• TASK OBJECTIVE: Write out every single entry exactly.

• MATERIALS PROVIDED:
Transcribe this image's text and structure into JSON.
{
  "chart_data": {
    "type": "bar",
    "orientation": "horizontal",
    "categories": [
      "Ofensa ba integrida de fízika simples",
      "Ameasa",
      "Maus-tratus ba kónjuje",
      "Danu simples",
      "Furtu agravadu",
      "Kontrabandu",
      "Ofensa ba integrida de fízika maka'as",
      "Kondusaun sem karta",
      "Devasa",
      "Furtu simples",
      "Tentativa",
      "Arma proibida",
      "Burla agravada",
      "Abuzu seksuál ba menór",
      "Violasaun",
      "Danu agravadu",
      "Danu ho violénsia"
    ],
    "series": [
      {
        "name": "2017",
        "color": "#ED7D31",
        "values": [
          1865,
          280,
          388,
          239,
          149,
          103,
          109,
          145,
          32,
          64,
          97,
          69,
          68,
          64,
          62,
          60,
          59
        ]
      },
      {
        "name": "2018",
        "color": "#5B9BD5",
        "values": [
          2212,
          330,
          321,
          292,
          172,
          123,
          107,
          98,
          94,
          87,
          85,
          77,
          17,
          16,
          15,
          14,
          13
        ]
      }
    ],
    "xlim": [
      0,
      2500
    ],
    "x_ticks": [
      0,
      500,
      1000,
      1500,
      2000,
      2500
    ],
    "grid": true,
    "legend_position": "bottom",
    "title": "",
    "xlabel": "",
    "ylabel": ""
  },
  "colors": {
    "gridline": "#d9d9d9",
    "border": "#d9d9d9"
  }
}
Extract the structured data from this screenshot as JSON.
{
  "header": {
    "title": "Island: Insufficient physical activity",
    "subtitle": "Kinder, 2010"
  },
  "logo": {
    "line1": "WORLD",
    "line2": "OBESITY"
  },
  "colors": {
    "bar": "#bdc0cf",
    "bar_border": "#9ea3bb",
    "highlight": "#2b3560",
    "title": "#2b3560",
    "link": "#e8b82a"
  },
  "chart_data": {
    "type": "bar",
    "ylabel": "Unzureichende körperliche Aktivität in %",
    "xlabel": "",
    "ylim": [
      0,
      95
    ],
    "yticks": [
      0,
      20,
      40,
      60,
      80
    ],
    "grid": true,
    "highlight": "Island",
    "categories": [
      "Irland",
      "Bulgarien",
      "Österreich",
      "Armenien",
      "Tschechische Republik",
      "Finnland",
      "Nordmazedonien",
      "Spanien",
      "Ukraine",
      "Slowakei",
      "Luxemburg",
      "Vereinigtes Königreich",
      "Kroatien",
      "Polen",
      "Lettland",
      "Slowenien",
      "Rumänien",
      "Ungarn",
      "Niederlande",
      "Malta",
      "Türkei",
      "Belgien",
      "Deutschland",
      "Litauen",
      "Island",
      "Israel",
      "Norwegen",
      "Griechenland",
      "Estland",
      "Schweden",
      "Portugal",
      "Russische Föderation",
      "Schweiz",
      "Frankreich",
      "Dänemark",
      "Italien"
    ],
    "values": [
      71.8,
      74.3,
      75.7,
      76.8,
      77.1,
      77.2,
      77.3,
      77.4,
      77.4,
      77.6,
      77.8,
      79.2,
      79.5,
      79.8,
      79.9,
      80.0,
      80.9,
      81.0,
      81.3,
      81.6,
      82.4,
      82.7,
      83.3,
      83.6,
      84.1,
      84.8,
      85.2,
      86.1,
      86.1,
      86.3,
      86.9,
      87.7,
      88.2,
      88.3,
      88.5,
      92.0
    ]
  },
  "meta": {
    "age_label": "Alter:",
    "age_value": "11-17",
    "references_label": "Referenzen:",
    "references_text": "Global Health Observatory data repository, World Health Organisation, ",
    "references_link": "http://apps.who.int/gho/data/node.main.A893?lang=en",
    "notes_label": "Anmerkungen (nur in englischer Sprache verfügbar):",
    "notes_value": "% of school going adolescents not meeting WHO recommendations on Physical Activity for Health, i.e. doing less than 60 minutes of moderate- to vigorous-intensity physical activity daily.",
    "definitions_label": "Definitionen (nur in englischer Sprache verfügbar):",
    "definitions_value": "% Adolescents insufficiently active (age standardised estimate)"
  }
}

• FINAL ANSWER:
Transcribe this image's text and structure into JSON.
{
  "chart_data": {
    "type": "bar",
    "orientation": "horizontal",
    "categories": [
      "Ofensa ba integrida de fízika simples",
      "Ameasa",
      "Maus-tratus ba kónjuje",
      "Danu simples",
      "Furtu agravadu",
      "Kontrabandu",
      "Ofensa ba integrida de fízika maka'as",
      "Kondusaun sem karta",
      "Devasa",
      "Furtu simples",
      "Tentativa",
      "Arma proibida",
      "Burla agravada",
      "Abuzu seksuál ba menór",
      "Violasaun",
      "Danu agravadu",
      "Danu ho violénsia"
    ],
    "series": [
      {
        "name": "2017",
        "color": "#ED7D31",
        "values": [
          1865,
          280,
          388,
          239,
          149,
          103,
          109,
          145,
          32,
          64,
          97,
          69,
          68,
          64,
          62,
          60,
          59
        ]
      },
      {
        "name": "2018",
        "color": "#5B9BD5",
        "values": [
          2212,
          330,
          321,
          292,
          172,
          123,
          107,
          98,
          94,
          87,
          85,
          77,
          17,
          16,
          15,
          14,
          13
        ]
      }
    ],
    "xlim": [
      0,
      2500
    ],
    "x_ticks": [
      0,
      500,
      1000,
      1500,
      2000,
      2500
    ],
    "grid": true,
    "legend_position": "bottom",
    "title": "",
    "xlabel": "",
    "ylabel": ""
  },
  "colors": {
    "gridline": "#d9d9d9",
    "border": "#d9d9d9"
  }
}
Extract the structured data from this screenshot as JSON.
{
  "header": {
    "title": "Island: Insufficient physical activity",
    "subtitle": "Kinder, 2010"
  },
  "logo": {
    "line1": "WORLD",
    "line2": "OBESITY"
  },
  "colors": {
    "bar": "#bdc0cf",
    "bar_border": "#9ea3bb",
    "highlight": "#2b3560",
    "title": "#2b3560",
    "link": "#e8b82a"
  },
  "chart_data": {
    "type": "bar",
    "ylabel": "Unzureichende körperliche Aktivität in %",
    "xlabel": "",
    "ylim": [
      0,
      95
    ],
    "yticks": [
      0,
      20,
      40,
      60,
      80
    ],
    "grid": true,
    "highlight": "Island",
    "categories": [
      "Irland",
      "Bulgarien",
      "Österreich",
      "Armenien",
      "Tschechische Republik",
      "Finnland",
      "Nordmazedonien",
      "Spanien",
      "Ukraine",
      "Slowakei",
      "Luxemburg",
      "Vereinigtes Königreich",
      "Kroatien",
      "Polen",
      "Lettland",
      "Slowenien",
      "Rumänien",
      "Ungarn",
      "Niederlande",
      "Malta",
      "Türkei",
      "Belgien",
      "Deutschland",
      "Litauen",
      "Island",
      "Israel",
      "Norwegen",
      "Griechenland",
      "Estland",
      "Schweden",
      "Portugal",
      "Russische Föderation",
      "Schweiz",
      "Frankreich",
      "Dänemark",
      "Italien"
    ],
    "values": [
      71.8,
      74.3,
      75.7,
      76.8,
      77.1,
      77.2,
      77.3,
      77.4,
      77.4,
      77.6,
      77.8,
      79.2,
      79.5,
      79.8,
      79.9,
      80.0,
      80.9,
      81.0,
      81.3,
      81.6,
      82.4,
      82.7,
      83.3,
      83.6,
      84.1,
      84.8,
      85.2,
      86.1,
      86.1,
      86.3,
      86.9,
      87.7,
      88.2,
      88.3,
      88.5,
      92.0
    ]
  },
  "meta": {
    "age_label": "Alter:",
    "age_value": "11-17",
    "references_label": "Referenzen:",
    "references_text": "Global Health Observatory data repository, World Health Organisation, ",
    "references_link": "http://apps.who.int/gho/data/node.main.A893?lang=en",
    "notes_label": "Anmerkungen (nur in englischer Sprache verfügbar):",
    "notes_value": "% of school going adolescents not meeting WHO recommendations on Physical Activity for Health, i.e. doing less than 60 minutes of moderate- to vigorous-intensity physical activity daily.",
    "definitions_label": "Definitionen (nur in englischer Sprache verfügbar):",
    "definitions_value": "% Adolescents insufficiently active (age standardised estimate)"
  }
}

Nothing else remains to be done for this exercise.